YOUR TASK - Where a line holds "suivants", copy it.

DATA FOR PROCESSING -
+++++

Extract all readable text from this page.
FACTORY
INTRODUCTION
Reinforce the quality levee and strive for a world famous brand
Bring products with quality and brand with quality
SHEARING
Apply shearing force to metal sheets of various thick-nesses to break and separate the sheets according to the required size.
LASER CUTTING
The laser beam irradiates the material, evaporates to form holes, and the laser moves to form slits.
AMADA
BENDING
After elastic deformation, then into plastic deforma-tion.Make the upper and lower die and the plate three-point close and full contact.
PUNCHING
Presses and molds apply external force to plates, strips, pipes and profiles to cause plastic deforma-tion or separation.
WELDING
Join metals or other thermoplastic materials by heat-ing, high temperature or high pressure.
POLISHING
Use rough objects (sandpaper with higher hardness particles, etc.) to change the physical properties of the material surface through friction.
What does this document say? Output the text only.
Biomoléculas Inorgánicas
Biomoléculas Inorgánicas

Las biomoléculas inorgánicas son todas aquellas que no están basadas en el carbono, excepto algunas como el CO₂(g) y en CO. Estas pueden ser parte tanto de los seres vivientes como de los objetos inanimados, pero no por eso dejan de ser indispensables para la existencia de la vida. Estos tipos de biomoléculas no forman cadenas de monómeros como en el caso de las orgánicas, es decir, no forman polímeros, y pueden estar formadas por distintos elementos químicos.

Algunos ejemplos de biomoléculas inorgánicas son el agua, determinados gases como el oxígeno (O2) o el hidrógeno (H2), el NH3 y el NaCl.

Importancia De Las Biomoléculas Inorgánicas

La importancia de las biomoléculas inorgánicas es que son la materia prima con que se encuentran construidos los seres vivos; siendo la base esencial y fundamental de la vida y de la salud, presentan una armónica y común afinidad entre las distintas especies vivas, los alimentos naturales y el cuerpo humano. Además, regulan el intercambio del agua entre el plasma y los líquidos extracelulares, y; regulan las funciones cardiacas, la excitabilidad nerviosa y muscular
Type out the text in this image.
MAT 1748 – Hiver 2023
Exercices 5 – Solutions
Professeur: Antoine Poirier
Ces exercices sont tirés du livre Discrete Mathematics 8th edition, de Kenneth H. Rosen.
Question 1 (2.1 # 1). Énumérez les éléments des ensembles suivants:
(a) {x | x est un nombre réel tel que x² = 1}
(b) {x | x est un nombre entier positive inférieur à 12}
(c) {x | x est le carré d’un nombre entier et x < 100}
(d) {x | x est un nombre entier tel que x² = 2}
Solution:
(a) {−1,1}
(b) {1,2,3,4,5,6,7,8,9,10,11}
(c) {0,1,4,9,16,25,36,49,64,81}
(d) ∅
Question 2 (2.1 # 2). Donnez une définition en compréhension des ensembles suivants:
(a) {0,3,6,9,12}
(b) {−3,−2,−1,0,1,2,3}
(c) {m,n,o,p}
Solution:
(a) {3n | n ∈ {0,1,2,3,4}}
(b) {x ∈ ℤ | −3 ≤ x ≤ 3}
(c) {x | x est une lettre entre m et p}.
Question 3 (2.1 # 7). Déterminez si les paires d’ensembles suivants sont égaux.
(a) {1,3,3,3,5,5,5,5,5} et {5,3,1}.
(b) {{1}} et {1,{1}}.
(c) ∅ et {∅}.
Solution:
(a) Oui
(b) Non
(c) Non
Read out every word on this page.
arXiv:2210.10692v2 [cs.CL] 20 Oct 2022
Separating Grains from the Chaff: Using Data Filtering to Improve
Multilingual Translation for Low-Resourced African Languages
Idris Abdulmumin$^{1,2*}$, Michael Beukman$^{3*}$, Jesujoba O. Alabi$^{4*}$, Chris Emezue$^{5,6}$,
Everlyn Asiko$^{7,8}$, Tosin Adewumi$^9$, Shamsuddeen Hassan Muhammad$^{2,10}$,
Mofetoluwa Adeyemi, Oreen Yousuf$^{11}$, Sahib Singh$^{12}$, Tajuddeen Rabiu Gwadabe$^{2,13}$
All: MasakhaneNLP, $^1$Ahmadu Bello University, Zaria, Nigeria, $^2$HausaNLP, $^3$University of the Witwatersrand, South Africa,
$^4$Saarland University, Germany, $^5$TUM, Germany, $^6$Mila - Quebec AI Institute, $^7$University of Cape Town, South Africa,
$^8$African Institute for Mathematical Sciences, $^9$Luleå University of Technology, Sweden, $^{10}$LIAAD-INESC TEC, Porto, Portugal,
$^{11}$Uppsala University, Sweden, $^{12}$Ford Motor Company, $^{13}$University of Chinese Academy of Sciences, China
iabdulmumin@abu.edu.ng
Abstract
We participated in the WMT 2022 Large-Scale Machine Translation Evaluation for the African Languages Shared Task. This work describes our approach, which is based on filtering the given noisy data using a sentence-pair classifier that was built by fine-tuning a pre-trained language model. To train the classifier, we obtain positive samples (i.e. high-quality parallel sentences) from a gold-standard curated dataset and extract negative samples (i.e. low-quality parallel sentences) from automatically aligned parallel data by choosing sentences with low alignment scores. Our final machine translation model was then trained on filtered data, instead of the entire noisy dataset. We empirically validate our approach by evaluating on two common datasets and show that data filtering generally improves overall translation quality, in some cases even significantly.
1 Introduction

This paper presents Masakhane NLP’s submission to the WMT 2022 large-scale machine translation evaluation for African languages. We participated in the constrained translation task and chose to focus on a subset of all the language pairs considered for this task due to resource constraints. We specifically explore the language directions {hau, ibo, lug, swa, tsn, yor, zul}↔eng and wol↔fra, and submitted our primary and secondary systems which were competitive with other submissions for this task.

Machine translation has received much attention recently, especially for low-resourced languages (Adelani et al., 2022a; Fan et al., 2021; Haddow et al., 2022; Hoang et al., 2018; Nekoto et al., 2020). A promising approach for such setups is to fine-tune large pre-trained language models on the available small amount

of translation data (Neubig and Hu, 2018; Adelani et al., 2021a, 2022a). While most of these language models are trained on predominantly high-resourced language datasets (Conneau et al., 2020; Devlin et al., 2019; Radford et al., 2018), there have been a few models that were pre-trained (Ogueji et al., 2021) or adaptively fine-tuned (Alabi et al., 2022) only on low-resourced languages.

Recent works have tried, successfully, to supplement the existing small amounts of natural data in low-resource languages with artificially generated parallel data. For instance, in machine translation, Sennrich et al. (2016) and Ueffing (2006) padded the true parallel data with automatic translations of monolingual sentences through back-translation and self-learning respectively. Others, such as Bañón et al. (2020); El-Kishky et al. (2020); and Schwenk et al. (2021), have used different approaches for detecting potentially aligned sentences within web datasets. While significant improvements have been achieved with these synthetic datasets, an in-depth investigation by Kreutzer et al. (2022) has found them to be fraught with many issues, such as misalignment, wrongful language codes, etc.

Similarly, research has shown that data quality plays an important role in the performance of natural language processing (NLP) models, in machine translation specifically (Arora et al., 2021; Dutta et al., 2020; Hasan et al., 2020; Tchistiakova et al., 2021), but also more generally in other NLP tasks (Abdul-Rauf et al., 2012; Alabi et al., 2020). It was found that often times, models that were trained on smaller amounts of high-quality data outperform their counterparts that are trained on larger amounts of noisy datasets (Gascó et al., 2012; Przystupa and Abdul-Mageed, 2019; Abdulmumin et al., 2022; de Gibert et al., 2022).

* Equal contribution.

+++++

WRITTEN ANSWER -
Question 1 (2.1 # 1). Énumérez les éléments des ensembles suivants:
Question 2 (2.1 # 2). Donnez une définition en compréhension des ensembles suivants:
Question 3 (2.1 # 7). Déterminez si les paires d’ensembles suivants sont égaux.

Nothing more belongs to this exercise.